• **Exercise requirements**: From the entries below, please gather each line containing the string "DigiLocker".

• **Input records**:
## Begin

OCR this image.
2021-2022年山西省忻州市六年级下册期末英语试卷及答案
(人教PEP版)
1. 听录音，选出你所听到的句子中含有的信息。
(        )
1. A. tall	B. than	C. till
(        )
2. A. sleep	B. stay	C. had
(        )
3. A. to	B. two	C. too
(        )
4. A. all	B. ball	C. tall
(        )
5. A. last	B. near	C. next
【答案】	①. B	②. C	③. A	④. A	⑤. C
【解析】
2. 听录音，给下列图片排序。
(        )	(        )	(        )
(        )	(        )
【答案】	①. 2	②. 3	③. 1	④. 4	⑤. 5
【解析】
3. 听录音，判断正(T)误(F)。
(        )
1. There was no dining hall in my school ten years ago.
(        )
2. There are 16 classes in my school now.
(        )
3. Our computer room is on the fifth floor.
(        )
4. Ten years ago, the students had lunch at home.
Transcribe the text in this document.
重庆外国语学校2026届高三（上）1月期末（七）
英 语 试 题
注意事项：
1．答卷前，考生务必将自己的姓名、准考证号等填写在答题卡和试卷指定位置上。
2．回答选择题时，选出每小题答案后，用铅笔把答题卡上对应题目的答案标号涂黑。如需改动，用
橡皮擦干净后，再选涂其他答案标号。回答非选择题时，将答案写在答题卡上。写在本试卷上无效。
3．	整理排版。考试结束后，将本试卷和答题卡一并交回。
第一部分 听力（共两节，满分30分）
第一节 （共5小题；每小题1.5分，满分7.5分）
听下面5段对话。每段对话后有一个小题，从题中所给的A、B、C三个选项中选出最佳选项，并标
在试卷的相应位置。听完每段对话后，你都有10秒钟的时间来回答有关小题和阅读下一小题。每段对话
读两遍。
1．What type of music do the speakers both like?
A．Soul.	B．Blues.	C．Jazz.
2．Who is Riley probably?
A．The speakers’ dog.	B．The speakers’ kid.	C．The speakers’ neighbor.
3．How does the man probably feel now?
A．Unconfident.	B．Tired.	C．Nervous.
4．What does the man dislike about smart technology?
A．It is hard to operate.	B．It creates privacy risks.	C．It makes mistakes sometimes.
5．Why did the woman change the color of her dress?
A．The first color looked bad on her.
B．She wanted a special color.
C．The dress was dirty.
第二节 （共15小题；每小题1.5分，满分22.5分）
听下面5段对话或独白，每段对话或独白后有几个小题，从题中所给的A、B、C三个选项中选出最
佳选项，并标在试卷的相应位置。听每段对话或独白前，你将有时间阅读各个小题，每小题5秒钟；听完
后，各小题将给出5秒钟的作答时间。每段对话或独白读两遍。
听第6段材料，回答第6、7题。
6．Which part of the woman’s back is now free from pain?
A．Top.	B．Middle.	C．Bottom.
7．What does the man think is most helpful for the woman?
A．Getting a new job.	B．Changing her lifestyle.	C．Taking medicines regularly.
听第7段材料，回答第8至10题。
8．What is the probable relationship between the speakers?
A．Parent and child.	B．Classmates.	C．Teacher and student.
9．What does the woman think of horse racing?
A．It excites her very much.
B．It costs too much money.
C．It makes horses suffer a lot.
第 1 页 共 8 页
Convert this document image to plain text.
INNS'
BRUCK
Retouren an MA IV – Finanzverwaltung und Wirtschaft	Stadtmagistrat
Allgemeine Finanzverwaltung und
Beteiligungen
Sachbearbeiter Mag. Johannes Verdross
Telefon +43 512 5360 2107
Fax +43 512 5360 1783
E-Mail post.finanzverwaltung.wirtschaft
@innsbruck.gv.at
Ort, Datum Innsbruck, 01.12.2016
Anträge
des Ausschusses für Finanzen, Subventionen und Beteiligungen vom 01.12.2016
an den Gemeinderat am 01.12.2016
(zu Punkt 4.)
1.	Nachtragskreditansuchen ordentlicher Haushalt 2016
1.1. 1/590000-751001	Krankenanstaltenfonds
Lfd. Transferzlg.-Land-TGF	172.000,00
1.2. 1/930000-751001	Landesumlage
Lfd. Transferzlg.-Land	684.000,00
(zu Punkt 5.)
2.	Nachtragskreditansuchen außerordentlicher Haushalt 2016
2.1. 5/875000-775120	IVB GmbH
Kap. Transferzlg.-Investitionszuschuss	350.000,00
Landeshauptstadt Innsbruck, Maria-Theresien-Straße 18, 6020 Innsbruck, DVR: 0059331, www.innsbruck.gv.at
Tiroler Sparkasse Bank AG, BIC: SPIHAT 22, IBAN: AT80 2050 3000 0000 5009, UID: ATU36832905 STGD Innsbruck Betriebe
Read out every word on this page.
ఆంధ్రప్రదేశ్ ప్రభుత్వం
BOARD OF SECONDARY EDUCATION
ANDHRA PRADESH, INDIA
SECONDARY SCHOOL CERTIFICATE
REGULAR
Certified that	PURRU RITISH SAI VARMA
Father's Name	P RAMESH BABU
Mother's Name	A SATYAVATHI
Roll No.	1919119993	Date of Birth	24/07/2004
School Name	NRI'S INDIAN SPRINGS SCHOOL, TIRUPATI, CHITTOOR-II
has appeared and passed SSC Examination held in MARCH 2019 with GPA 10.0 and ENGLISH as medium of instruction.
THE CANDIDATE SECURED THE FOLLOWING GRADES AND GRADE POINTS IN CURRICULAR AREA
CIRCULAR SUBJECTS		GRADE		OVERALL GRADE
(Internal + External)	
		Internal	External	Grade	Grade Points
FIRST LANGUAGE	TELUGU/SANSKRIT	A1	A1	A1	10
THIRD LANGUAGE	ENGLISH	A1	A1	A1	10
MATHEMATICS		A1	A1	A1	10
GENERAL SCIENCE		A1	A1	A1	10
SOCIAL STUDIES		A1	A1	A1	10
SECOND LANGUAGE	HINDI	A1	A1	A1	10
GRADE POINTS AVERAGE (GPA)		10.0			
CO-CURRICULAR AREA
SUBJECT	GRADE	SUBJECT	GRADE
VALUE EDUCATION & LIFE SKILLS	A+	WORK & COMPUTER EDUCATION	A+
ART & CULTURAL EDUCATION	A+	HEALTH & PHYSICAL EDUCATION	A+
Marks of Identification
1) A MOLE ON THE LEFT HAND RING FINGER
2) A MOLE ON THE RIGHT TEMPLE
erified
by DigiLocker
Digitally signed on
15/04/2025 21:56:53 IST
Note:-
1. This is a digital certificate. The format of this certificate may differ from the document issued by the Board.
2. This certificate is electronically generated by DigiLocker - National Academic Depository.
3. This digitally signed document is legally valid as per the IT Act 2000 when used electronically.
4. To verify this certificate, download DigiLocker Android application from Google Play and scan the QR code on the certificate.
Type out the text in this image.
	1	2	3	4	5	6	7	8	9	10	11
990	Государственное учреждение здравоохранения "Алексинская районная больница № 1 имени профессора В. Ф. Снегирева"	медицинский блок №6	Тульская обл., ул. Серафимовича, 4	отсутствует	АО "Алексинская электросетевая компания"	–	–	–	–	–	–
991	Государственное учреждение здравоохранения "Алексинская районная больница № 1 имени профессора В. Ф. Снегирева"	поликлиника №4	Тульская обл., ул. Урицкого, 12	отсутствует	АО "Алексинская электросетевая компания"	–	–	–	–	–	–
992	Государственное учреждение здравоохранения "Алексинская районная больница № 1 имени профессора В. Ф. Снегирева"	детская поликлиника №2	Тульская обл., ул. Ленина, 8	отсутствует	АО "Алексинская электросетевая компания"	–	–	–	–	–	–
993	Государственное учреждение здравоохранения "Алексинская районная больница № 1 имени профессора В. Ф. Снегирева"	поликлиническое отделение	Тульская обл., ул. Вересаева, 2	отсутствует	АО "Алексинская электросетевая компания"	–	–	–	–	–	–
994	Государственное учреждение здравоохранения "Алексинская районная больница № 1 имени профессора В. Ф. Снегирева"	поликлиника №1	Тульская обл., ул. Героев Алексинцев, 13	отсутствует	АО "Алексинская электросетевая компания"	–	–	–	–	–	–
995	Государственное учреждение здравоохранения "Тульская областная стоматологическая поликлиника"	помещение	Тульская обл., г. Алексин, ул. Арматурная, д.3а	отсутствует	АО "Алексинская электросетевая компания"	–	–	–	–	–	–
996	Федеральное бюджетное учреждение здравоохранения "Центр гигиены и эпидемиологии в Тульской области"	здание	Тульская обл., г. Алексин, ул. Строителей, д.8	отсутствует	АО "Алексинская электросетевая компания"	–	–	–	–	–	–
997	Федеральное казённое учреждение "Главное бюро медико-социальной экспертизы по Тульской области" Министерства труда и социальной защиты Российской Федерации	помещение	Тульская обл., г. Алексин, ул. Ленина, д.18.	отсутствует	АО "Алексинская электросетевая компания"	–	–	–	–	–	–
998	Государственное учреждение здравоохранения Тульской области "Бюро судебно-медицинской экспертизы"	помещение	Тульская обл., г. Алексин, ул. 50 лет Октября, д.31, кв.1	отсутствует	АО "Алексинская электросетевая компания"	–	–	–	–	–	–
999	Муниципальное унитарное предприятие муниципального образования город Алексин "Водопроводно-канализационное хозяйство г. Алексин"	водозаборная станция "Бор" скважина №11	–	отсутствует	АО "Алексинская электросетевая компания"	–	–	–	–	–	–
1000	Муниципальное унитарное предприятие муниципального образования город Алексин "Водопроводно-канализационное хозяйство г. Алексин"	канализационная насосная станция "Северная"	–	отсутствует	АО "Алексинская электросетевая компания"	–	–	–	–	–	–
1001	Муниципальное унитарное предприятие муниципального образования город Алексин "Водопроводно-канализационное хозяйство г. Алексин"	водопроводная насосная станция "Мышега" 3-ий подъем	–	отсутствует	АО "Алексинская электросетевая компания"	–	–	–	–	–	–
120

## End

• **Exercise result**:
by DigiLocker
2. This certificate is electronically generated by DigiLocker - National Academic Depository.
4. To verify this certificate, download DigiLocker Android application from Google Play and scan the QR code on the certificate.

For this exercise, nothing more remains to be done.